YOUR INSTRUCTIONS:
Copy out each line in the material below that has the word "prev".

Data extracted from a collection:
--- start ---
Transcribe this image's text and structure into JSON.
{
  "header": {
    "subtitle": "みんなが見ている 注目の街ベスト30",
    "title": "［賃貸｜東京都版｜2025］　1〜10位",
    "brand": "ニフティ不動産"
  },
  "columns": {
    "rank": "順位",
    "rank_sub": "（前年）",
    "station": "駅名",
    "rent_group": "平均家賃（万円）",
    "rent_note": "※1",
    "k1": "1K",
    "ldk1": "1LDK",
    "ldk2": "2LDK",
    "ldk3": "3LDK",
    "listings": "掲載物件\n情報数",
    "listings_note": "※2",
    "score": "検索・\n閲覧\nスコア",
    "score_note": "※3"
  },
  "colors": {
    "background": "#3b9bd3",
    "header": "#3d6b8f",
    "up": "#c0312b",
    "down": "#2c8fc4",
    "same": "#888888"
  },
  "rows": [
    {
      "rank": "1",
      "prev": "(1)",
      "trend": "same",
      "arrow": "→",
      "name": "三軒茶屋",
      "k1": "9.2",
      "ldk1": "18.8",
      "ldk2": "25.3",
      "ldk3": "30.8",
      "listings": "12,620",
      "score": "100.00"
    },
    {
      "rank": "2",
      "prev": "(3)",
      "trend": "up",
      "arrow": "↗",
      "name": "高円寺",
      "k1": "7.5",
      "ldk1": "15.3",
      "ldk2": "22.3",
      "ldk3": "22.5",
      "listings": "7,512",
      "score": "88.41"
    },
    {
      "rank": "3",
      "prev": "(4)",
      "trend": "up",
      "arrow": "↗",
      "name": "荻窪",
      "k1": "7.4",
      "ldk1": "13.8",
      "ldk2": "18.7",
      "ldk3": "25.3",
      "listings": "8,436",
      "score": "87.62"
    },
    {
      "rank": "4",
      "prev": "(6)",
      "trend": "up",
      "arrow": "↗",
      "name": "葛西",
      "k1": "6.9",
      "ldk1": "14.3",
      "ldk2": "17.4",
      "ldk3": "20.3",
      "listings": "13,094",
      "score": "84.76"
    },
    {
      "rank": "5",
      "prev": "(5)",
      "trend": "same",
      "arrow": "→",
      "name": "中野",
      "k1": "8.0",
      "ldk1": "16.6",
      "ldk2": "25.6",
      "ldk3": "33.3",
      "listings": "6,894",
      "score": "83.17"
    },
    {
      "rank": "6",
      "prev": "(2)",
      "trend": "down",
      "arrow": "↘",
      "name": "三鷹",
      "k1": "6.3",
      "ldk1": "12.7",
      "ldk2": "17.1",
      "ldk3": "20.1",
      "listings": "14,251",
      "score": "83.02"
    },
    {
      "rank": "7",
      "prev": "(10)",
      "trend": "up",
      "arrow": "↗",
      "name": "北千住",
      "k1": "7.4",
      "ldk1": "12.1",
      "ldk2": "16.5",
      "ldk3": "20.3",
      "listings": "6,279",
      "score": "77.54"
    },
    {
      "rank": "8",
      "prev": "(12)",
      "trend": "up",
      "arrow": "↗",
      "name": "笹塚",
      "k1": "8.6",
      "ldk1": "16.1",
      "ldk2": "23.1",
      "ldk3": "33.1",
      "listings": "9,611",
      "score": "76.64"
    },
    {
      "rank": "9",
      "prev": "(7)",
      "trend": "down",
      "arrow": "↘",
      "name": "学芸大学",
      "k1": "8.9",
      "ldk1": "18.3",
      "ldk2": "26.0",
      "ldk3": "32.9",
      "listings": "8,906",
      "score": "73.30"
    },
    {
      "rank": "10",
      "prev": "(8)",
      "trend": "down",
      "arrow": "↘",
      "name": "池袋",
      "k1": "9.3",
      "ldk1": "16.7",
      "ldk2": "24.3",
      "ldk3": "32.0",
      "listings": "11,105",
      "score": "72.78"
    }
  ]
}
--- end ---
CORRECT OUTPUT:
      "prev": "(1)",
      "prev": "(3)",
      "prev": "(4)",
      "prev": "(6)",
      "prev": "(5)",
      "prev": "(2)",
      "prev": "(10)",
      "prev": "(12)",
      "prev": "(7)",
      "prev": "(8)",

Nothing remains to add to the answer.